Aim of the task
Your task is to repeat all of the data exactly while excluding the pictures.

Records
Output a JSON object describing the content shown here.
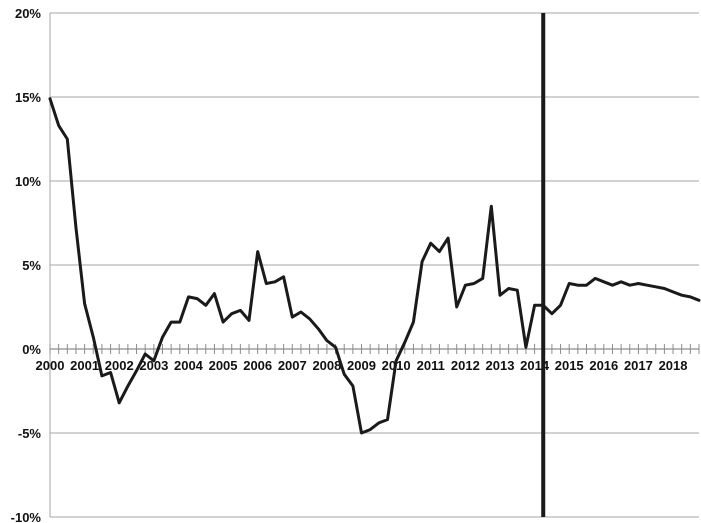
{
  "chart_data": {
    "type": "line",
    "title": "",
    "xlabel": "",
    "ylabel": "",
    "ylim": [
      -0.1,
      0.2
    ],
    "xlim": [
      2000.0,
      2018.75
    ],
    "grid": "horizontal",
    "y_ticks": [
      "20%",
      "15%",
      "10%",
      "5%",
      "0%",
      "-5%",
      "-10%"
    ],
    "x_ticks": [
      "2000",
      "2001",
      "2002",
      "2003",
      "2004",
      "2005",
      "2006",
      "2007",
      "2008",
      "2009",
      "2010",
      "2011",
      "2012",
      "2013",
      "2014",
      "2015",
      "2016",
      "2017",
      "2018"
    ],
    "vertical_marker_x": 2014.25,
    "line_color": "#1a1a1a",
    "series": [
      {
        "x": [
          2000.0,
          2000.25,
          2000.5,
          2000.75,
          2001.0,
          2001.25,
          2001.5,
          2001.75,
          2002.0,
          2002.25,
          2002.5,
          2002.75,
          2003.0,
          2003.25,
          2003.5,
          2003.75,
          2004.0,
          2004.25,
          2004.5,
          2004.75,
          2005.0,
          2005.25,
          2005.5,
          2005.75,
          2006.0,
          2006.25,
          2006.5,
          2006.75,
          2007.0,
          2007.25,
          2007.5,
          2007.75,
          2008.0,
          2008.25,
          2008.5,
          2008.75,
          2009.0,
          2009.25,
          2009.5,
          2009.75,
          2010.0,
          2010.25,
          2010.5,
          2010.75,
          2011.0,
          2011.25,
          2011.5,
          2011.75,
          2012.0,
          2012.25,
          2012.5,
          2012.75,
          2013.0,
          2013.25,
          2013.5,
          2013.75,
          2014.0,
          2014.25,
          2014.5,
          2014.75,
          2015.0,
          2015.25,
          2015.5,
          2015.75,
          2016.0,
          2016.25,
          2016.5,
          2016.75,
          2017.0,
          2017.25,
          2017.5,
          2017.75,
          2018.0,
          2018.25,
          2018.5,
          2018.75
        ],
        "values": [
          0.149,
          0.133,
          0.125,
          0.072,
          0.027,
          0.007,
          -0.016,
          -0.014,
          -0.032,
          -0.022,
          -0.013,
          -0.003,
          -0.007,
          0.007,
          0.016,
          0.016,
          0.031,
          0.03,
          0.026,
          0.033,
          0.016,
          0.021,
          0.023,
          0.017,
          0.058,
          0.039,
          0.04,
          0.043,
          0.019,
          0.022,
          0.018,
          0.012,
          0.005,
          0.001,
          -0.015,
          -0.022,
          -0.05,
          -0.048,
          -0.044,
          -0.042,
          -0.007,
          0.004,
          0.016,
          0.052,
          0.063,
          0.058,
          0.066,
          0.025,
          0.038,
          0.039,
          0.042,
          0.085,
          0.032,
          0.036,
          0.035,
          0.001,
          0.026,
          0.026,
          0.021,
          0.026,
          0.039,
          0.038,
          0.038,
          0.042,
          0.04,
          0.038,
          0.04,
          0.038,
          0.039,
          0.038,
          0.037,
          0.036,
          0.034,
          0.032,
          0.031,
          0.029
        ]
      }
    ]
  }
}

Output for this task
Output a JSON object describing the content shown here.
{
  "chart_data": {
    "type": "line",
    "title": "",
    "xlabel": "",
    "ylabel": "",
    "ylim": [
      -0.1,
      0.2
    ],
    "xlim": [
      2000.0,
      2018.75
    ],
    "grid": "horizontal",
    "y_ticks": [
      "20%",
      "15%",
      "10%",
      "5%",
      "0%",
      "-5%",
      "-10%"
    ],
    "x_ticks": [
      "2000",
      "2001",
      "2002",
      "2003",
      "2004",
      "2005",
      "2006",
      "2007",
      "2008",
      "2009",
      "2010",
      "2011",
      "2012",
      "2013",
      "2014",
      "2015",
      "2016",
      "2017",
      "2018"
    ],
    "vertical_marker_x": 2014.25,
    "line_color": "#1a1a1a",
    "series": [
      {
        "x": [
          2000.0,
          2000.25,
          2000.5,
          2000.75,
          2001.0,
          2001.25,
          2001.5,
          2001.75,
          2002.0,
          2002.25,
          2002.5,
          2002.75,
          2003.0,
          2003.25,
          2003.5,
          2003.75,
          2004.0,
          2004.25,
          2004.5,
          2004.75,
          2005.0,
          2005.25,
          2005.5,
          2005.75,
          2006.0,
          2006.25,
          2006.5,
          2006.75,
          2007.0,
          2007.25,
          2007.5,
          2007.75,
          2008.0,
          2008.25,
          2008.5,
          2008.75,
          2009.0,
          2009.25,
          2009.5,
          2009.75,
          2010.0,
          2010.25,
          2010.5,
          2010.75,
          2011.0,
          2011.25,
          2011.5,
          2011.75,
          2012.0,
          2012.25,
          2012.5,
          2012.75,
          2013.0,
          2013.25,
          2013.5,
          2013.75,
          2014.0,
          2014.25,
          2014.5,
          2014.75,
          2015.0,
          2015.25,
          2015.5,
          2015.75,
          2016.0,
          2016.25,
          2016.5,
          2016.75,
          2017.0,
          2017.25,
          2017.5,
          2017.75,
          2018.0,
          2018.25,
          2018.5,
          2018.75
        ],
        "values": [
          0.149,
          0.133,
          0.125,
          0.072,
          0.027,
          0.007,
          -0.016,
          -0.014,
          -0.032,
          -0.022,
          -0.013,
          -0.003,
          -0.007,
          0.007,
          0.016,
          0.016,
          0.031,
          0.03,
          0.026,
          0.033,
          0.016,
          0.021,
          0.023,
          0.017,
          0.058,
          0.039,
          0.04,
          0.043,
          0.019,
          0.022,
          0.018,
          0.012,
          0.005,
          0.001,
          -0.015,
          -0.022,
          -0.05,
          -0.048,
          -0.044,
          -0.042,
          -0.007,
          0.004,
          0.016,
          0.052,
          0.063,
          0.058,
          0.066,
          0.025,
          0.038,
          0.039,
          0.042,
          0.085,
          0.032,
          0.036,
          0.035,
          0.001,
          0.026,
          0.026,
          0.021,
          0.026,
          0.039,
          0.038,
          0.038,
          0.042,
          0.04,
          0.038,
          0.04,
          0.038,
          0.039,
          0.038,
          0.037,
          0.036,
          0.034,
          0.032,
          0.031,
          0.029
        ]
      }
    ]
  }
}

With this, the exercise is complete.